Extracted data entries
## START
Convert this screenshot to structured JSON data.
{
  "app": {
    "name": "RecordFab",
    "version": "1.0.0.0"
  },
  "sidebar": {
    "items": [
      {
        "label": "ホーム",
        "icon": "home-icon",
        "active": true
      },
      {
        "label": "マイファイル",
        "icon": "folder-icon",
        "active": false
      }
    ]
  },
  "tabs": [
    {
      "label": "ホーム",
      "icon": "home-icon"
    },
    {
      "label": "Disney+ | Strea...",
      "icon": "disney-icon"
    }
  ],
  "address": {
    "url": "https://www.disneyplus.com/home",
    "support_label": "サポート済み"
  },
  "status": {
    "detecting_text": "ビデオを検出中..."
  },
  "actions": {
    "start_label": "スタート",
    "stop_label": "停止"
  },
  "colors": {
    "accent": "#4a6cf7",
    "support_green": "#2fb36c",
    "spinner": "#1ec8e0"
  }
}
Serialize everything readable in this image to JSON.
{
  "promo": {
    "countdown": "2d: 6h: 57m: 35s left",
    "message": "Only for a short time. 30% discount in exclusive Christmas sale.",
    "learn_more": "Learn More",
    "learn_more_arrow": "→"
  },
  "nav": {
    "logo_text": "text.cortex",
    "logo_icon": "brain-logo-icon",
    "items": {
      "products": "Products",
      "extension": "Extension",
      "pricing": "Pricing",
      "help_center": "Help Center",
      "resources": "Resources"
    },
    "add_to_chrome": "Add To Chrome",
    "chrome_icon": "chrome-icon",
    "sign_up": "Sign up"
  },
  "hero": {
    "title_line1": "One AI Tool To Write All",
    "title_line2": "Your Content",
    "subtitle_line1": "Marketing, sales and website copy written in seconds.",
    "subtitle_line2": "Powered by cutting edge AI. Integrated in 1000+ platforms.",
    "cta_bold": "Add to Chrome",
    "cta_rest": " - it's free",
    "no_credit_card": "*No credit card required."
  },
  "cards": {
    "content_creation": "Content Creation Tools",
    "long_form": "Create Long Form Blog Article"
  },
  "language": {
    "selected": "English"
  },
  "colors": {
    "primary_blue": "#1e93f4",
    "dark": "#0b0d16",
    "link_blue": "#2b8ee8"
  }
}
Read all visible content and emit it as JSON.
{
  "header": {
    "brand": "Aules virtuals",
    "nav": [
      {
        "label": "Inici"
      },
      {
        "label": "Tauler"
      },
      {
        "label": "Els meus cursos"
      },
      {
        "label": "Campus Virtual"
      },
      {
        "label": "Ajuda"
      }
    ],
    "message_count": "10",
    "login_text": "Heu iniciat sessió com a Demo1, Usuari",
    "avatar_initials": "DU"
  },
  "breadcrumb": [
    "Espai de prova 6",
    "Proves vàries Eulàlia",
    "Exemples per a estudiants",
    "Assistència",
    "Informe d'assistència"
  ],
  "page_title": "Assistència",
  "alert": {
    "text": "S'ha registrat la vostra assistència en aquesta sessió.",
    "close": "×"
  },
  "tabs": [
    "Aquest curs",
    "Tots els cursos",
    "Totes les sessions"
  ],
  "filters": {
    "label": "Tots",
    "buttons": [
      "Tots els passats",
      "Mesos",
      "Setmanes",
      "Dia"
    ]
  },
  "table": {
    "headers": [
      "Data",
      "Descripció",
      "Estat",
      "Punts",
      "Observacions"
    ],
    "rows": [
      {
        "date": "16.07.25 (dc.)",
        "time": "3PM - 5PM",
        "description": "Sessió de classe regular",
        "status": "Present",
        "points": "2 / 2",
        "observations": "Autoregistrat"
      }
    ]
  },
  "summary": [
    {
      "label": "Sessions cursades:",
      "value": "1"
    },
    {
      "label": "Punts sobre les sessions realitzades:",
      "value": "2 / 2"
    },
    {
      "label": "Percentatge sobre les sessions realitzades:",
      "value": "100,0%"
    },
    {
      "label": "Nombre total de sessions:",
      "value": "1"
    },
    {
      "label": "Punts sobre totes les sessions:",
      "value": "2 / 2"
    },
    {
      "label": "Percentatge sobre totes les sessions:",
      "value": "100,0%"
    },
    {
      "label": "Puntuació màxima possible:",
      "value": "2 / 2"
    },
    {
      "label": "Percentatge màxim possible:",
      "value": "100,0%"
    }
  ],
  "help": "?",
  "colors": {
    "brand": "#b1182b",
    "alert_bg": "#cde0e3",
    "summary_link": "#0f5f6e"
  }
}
## END
- WRITTEN REQUEST
Every line from the one containing "Read all visible content and emit it as JSON." through the end of the data must be repeated exactly, and no other line.

- SOLUTION
Read all visible content and emit it as JSON.
{
  "header": {
    "brand": "Aules virtuals",
    "nav": [
      {
        "label": "Inici"
      },
      {
        "label": "Tauler"
      },
      {
        "label": "Els meus cursos"
      },
      {
        "label": "Campus Virtual"
      },
      {
        "label": "Ajuda"
      }
    ],
    "message_count": "10",
    "login_text": "Heu iniciat sessió com a Demo1, Usuari",
    "avatar_initials": "DU"
  },
  "breadcrumb": [
    "Espai de prova 6",
    "Proves vàries Eulàlia",
    "Exemples per a estudiants",
    "Assistència",
    "Informe d'assistència"
  ],
  "page_title": "Assistència",
  "alert": {
    "text": "S'ha registrat la vostra assistència en aquesta sessió.",
    "close": "×"
  },
  "tabs": [
    "Aquest curs",
    "Tots els cursos",
    "Totes les sessions"
  ],
  "filters": {
    "label": "Tots",
    "buttons": [
      "Tots els passats",
      "Mesos",
      "Setmanes",
      "Dia"
    ]
  },
  "table": {
    "headers": [
      "Data",
      "Descripció",
      "Estat",
      "Punts",
      "Observacions"
    ],
    "rows": [
      {
        "date": "16.07.25 (dc.)",
        "time": "3PM - 5PM",
        "description": "Sessió de classe regular",
        "status": "Present",
        "points": "2 / 2",
        "observations": "Autoregistrat"
      }
    ]
  },
  "summary": [
    {
      "label": "Sessions cursades:",
      "value": "1"
    },
    {
      "label": "Punts sobre les sessions realitzades:",
      "value": "2 / 2"
    },
    {
      "label": "Percentatge sobre les sessions realitzades:",
      "value": "100,0%"
    },
    {
      "label": "Nombre total de sessions:",
      "value": "1"
    },
    {
      "label": "Punts sobre totes les sessions:",
      "value": "2 / 2"
    },
    {
      "label": "Percentatge sobre totes les sessions:",
      "value": "100,0%"
    },
    {
      "label": "Puntuació màxima possible:",
      "value": "2 / 2"
    },
    {
      "label": "Percentatge màxim possible:",
      "value": "100,0%"
    }
  ],
  "help": "?",
  "colors": {
    "brand": "#b1182b",
    "alert_bg": "#cde0e3",
    "summary_link": "#0f5f6e"
  }
}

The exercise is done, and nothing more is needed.